## Listed entries
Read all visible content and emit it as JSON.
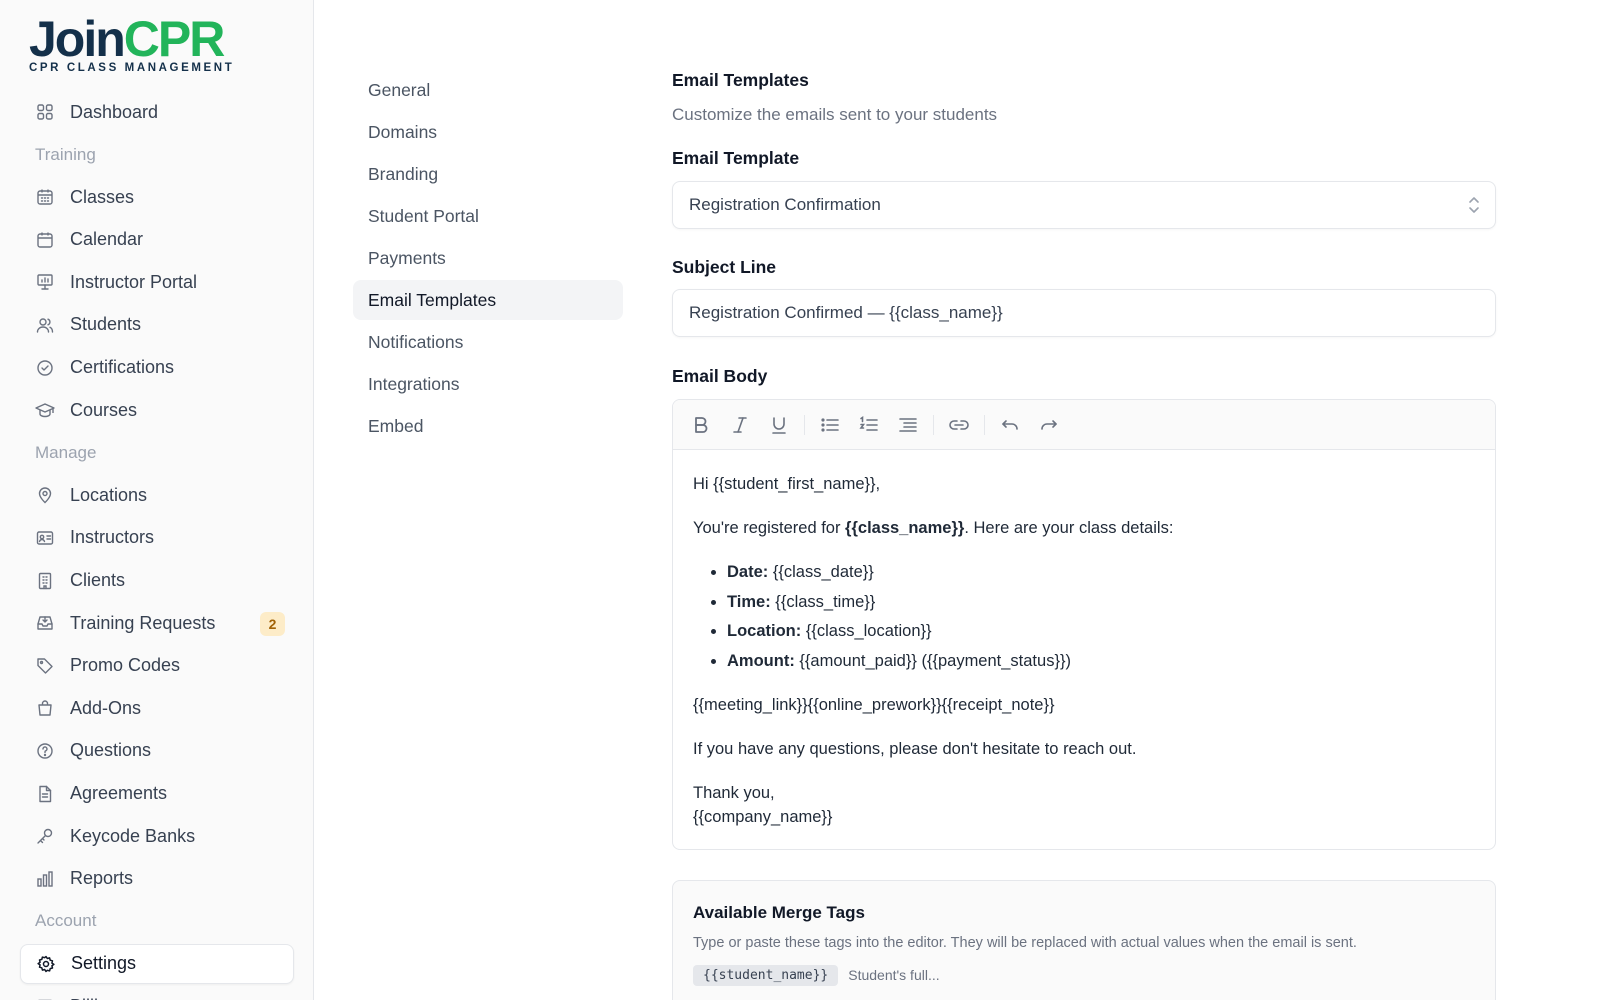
{
  "brand": {
    "name_part1": "Join",
    "name_part2": "CPR",
    "tagline": "CPR CLASS MANAGEMENT",
    "color_dark": "#14304a",
    "color_green": "#22b45a"
  },
  "sidebar": {
    "items": [
      {
        "type": "item",
        "label": "Dashboard",
        "icon": "grid-icon"
      },
      {
        "type": "section",
        "label": "Training"
      },
      {
        "type": "item",
        "label": "Classes",
        "icon": "calendar-grid-icon"
      },
      {
        "type": "item",
        "label": "Calendar",
        "icon": "calendar-icon"
      },
      {
        "type": "item",
        "label": "Instructor Portal",
        "icon": "presentation-icon"
      },
      {
        "type": "item",
        "label": "Students",
        "icon": "users-icon"
      },
      {
        "type": "item",
        "label": "Certifications",
        "icon": "badge-check-icon"
      },
      {
        "type": "item",
        "label": "Courses",
        "icon": "graduation-cap-icon"
      },
      {
        "type": "section",
        "label": "Manage"
      },
      {
        "type": "item",
        "label": "Locations",
        "icon": "map-pin-icon"
      },
      {
        "type": "item",
        "label": "Instructors",
        "icon": "id-card-icon"
      },
      {
        "type": "item",
        "label": "Clients",
        "icon": "building-icon"
      },
      {
        "type": "item",
        "label": "Training Requests",
        "icon": "inbox-icon",
        "badge": "2"
      },
      {
        "type": "item",
        "label": "Promo Codes",
        "icon": "tag-icon"
      },
      {
        "type": "item",
        "label": "Add-Ons",
        "icon": "shopping-bag-icon"
      },
      {
        "type": "item",
        "label": "Questions",
        "icon": "help-circle-icon"
      },
      {
        "type": "item",
        "label": "Agreements",
        "icon": "file-text-icon"
      },
      {
        "type": "item",
        "label": "Keycode Banks",
        "icon": "key-icon"
      },
      {
        "type": "item",
        "label": "Reports",
        "icon": "bar-chart-icon"
      },
      {
        "type": "section",
        "label": "Account"
      },
      {
        "type": "item",
        "label": "Settings",
        "icon": "gear-icon",
        "active": true
      },
      {
        "type": "item",
        "label": "Billing",
        "icon": "credit-card-icon"
      }
    ]
  },
  "settings_nav": {
    "items": [
      {
        "label": "General"
      },
      {
        "label": "Domains"
      },
      {
        "label": "Branding"
      },
      {
        "label": "Student Portal"
      },
      {
        "label": "Payments"
      },
      {
        "label": "Email Templates",
        "active": true
      },
      {
        "label": "Notifications"
      },
      {
        "label": "Integrations"
      },
      {
        "label": "Embed"
      }
    ]
  },
  "main": {
    "title": "Email Templates",
    "description": "Customize the emails sent to your students",
    "template_field": {
      "label": "Email Template",
      "value": "Registration Confirmation"
    },
    "subject_field": {
      "label": "Subject Line",
      "value": "Registration Confirmed — {{class_name}}"
    },
    "body_field": {
      "label": "Email Body",
      "toolbar": [
        "bold-icon",
        "italic-icon",
        "underline-icon",
        "bullet-list-icon",
        "numbered-list-icon",
        "indent-icon",
        "link-icon",
        "undo-icon",
        "redo-icon"
      ],
      "greeting": "Hi {{student_first_name}},",
      "intro_before": "You're registered for ",
      "intro_bold": "{{class_name}}",
      "intro_after": ". Here are your class details:",
      "details": [
        {
          "label": "Date:",
          "value": " {{class_date}}"
        },
        {
          "label": "Time:",
          "value": " {{class_time}}"
        },
        {
          "label": "Location:",
          "value": " {{class_location}}"
        },
        {
          "label": "Amount:",
          "value": " {{amount_paid}} ({{payment_status}})"
        }
      ],
      "extras": "{{meeting_link}}{{online_prework}}{{receipt_note}}",
      "closing": "If you have any questions, please don't hesitate to reach out.",
      "signoff": "Thank you,",
      "signature": "{{company_name}}"
    },
    "merge_tags": {
      "title": "Available Merge Tags",
      "description": "Type or paste these tags into the editor. They will be replaced with actual values when the email is sent.",
      "first_tag": "{{student_name}}",
      "first_tag_desc": "Student's full..."
    }
  }
}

## Do this
Copy whichever lines in the listing above contain the word "details".

## Exercise solution
      "intro_after": ". Here are your class details:",
      "details": [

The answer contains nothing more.